## Task directions
State how many lines of the records contain the string "value". Give the number alone.

## Records shown
•••••
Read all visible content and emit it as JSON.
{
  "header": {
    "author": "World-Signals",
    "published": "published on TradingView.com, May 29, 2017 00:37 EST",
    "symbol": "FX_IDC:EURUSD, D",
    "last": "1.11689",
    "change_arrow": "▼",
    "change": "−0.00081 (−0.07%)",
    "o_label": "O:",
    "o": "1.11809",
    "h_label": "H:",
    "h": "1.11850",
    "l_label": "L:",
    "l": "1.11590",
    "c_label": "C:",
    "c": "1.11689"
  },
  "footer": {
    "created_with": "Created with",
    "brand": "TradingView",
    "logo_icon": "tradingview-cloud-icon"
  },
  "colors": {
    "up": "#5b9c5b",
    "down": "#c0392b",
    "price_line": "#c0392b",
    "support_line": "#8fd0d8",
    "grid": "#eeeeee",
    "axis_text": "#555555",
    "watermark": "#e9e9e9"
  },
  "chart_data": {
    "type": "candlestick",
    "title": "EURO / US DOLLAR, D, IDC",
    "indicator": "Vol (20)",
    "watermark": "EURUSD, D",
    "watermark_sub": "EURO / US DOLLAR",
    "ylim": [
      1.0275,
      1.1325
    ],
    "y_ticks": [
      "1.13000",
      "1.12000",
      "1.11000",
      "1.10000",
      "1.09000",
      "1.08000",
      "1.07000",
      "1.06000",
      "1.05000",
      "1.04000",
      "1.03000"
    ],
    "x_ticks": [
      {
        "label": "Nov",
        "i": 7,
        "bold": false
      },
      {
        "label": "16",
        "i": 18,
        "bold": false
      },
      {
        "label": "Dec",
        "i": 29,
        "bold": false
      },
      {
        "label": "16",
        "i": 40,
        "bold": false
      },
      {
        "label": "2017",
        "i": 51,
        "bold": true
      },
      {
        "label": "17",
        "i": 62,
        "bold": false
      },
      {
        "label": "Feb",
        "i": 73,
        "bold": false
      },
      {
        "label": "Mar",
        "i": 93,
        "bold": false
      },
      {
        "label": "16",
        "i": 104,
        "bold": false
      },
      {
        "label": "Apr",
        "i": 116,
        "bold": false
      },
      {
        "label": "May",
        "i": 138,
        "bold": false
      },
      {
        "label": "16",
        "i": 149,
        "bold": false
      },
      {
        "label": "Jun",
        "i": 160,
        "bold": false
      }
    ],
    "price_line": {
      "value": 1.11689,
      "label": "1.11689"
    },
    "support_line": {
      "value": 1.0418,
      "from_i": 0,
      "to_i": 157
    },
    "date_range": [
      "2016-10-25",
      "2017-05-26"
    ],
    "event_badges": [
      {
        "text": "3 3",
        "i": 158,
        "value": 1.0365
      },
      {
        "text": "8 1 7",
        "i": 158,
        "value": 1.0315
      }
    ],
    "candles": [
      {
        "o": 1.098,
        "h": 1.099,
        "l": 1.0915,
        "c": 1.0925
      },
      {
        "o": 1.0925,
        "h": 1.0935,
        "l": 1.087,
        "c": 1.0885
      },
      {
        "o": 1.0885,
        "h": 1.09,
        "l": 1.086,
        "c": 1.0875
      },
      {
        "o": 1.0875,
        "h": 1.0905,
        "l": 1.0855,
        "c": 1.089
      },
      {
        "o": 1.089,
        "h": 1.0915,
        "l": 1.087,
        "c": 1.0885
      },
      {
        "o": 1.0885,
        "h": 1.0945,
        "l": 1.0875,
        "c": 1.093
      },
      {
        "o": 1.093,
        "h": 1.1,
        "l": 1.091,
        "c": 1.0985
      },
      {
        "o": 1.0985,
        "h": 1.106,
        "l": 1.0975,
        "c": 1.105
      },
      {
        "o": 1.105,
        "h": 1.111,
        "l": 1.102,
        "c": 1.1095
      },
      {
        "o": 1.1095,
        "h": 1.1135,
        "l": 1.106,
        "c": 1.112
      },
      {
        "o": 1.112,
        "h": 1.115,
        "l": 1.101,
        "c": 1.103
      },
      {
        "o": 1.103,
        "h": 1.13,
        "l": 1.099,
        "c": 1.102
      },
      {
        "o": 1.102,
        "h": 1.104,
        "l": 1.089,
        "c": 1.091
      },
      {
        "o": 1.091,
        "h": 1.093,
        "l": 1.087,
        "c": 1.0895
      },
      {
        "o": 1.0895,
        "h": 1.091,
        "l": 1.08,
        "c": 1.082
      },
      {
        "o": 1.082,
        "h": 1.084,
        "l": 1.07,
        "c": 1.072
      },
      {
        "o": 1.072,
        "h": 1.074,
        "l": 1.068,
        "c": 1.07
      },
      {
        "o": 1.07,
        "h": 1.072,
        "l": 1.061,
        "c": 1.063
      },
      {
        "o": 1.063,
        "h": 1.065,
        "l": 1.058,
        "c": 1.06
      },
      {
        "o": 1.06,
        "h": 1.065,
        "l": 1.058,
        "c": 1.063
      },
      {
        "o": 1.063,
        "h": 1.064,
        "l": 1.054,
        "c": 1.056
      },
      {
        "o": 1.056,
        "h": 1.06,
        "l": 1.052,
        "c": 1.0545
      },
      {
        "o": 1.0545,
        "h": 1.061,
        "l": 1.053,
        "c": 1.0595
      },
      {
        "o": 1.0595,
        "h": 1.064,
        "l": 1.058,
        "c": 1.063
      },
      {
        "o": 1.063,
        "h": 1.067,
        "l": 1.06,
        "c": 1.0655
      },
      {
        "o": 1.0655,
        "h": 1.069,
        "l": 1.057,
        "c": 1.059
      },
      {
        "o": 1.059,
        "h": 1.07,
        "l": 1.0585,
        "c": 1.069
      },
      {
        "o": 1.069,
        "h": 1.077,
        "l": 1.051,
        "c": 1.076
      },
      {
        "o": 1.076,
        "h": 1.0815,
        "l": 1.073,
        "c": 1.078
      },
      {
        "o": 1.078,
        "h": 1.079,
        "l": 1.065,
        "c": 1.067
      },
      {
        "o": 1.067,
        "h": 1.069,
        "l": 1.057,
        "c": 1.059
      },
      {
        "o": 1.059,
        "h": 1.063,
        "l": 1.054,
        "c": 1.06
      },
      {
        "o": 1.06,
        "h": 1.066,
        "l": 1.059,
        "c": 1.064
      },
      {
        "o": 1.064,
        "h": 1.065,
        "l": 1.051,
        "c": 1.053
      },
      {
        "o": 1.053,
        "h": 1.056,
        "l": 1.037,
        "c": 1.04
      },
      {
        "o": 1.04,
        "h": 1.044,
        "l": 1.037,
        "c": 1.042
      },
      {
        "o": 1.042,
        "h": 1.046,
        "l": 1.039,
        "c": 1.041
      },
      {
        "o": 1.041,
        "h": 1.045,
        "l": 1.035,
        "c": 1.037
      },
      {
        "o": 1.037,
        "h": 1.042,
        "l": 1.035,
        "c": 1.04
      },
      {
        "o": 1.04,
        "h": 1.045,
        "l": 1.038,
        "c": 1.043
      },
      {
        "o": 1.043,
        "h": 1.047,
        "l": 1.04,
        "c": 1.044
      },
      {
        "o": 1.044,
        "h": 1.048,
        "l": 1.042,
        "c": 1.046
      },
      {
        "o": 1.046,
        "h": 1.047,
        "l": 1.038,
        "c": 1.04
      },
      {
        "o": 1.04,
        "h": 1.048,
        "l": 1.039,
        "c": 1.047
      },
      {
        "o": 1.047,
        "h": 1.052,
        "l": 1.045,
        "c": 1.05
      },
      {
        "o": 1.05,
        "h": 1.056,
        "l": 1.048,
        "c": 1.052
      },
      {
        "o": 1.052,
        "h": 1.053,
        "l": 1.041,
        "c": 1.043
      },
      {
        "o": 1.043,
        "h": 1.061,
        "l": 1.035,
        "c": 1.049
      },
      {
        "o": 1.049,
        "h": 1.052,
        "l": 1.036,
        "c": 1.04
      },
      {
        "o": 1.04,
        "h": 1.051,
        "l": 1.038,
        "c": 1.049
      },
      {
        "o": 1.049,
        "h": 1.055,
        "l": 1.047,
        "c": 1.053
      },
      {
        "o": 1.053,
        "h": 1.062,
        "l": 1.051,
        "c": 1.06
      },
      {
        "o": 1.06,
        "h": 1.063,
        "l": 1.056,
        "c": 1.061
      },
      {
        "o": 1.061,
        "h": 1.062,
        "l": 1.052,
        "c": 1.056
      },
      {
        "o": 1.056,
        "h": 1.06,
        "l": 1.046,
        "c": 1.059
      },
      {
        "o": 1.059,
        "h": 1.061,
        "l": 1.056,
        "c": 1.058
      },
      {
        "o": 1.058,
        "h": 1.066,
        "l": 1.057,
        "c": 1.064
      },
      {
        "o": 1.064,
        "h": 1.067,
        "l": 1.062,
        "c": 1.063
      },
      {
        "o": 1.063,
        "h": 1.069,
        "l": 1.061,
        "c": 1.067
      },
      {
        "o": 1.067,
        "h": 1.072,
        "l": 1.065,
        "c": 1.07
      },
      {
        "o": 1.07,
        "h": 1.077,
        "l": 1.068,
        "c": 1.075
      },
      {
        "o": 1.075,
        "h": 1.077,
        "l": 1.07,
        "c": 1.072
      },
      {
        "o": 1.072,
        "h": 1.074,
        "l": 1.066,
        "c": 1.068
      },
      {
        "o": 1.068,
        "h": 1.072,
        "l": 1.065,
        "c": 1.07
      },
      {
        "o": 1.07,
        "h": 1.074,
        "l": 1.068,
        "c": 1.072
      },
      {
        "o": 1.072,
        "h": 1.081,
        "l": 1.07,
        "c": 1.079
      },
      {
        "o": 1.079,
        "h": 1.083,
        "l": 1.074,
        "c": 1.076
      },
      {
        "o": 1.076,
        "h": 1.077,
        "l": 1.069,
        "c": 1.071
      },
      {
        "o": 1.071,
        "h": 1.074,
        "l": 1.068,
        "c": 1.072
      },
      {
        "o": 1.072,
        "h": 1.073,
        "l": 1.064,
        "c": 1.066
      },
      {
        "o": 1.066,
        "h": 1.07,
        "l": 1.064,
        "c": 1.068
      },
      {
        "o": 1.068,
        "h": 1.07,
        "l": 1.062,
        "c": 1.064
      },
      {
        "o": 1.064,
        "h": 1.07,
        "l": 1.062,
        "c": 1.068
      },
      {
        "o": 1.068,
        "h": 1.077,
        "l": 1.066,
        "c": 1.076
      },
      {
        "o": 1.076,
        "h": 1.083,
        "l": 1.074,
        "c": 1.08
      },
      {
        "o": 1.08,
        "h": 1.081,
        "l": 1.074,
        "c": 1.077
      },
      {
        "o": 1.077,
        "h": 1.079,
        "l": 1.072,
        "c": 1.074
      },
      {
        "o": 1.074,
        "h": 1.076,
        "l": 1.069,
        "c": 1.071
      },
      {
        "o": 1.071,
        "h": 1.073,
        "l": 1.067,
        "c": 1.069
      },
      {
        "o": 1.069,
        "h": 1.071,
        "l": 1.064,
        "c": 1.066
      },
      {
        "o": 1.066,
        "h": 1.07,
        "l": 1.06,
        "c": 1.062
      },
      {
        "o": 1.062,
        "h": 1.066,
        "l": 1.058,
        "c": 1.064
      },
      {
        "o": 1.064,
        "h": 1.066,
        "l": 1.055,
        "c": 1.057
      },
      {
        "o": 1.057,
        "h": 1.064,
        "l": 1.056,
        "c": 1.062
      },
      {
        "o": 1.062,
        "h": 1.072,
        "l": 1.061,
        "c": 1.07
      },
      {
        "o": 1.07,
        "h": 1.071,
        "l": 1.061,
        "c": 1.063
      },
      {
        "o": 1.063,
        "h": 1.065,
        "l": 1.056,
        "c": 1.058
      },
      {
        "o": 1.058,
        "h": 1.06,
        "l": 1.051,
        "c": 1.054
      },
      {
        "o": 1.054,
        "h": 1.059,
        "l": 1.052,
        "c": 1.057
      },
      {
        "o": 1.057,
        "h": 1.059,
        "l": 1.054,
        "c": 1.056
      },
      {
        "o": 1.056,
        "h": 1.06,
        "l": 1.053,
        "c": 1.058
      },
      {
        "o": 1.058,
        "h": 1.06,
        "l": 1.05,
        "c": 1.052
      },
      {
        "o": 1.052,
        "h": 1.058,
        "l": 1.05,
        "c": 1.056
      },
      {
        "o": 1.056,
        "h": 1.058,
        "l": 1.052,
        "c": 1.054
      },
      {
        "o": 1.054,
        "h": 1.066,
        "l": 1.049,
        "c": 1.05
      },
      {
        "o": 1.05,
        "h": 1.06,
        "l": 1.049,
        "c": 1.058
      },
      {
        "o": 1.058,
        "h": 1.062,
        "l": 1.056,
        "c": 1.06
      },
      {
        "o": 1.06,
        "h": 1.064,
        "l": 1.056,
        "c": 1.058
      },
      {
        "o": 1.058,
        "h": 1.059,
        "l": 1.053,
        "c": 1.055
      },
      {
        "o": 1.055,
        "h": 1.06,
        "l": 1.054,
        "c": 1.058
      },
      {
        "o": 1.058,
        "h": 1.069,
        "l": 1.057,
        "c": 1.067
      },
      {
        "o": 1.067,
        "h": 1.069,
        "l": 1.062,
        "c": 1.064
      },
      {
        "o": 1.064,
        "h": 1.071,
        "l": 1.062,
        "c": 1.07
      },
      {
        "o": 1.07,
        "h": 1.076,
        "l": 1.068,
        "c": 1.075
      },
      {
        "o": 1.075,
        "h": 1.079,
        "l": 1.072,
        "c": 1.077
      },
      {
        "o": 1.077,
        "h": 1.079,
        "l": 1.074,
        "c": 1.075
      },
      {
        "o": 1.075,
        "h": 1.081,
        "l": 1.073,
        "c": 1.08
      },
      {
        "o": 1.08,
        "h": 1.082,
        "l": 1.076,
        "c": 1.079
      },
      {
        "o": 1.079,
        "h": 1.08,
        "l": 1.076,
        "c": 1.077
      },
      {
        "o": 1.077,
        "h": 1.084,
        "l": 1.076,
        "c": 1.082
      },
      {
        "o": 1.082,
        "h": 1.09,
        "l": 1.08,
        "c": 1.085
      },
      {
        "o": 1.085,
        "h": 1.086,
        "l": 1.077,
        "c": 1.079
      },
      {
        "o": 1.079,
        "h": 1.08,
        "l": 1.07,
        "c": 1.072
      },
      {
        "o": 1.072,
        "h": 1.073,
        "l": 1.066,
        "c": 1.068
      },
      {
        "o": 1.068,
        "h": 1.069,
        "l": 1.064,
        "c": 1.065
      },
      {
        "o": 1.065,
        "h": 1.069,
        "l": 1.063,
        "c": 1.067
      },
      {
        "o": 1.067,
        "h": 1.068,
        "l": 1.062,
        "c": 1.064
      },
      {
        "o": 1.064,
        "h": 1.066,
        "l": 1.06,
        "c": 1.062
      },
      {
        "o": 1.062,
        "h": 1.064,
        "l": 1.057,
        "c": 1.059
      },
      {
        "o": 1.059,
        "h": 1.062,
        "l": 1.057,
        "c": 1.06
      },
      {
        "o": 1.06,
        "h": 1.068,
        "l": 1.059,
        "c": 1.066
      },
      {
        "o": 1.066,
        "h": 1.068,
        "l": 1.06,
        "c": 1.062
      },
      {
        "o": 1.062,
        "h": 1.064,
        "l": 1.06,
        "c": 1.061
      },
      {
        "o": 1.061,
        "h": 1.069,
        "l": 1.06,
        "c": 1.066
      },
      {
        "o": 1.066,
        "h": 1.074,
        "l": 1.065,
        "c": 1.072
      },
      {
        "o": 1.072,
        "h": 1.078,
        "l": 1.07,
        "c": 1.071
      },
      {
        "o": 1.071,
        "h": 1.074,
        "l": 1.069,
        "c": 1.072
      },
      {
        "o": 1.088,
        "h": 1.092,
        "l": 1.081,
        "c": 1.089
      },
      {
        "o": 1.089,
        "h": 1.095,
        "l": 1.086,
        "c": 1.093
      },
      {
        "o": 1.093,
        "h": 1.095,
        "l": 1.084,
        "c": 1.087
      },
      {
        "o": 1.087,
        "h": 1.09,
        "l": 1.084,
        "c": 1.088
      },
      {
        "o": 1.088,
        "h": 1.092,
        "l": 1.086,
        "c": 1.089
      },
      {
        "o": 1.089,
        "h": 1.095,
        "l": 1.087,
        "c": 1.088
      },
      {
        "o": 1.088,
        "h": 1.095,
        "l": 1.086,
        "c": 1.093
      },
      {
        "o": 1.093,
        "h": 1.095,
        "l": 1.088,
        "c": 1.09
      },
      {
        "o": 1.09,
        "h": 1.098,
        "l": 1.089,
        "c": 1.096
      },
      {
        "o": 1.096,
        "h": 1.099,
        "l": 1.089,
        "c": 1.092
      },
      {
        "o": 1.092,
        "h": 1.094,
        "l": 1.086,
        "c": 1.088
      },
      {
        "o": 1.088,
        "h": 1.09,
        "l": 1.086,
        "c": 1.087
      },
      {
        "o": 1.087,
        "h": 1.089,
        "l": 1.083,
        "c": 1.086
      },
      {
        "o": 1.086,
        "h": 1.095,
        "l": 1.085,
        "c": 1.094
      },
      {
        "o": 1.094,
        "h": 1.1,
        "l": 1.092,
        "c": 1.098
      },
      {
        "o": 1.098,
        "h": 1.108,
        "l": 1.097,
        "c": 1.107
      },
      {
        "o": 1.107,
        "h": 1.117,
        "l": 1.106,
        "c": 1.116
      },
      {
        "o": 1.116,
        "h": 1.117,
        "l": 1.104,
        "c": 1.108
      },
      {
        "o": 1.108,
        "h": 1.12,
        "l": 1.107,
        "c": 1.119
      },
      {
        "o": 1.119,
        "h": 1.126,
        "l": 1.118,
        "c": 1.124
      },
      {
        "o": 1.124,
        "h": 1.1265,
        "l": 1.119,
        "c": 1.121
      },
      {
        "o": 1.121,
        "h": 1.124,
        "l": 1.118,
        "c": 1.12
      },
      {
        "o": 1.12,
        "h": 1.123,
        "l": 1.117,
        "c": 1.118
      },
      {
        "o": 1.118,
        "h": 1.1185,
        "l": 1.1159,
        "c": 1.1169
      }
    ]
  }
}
•••••
## Complete output
4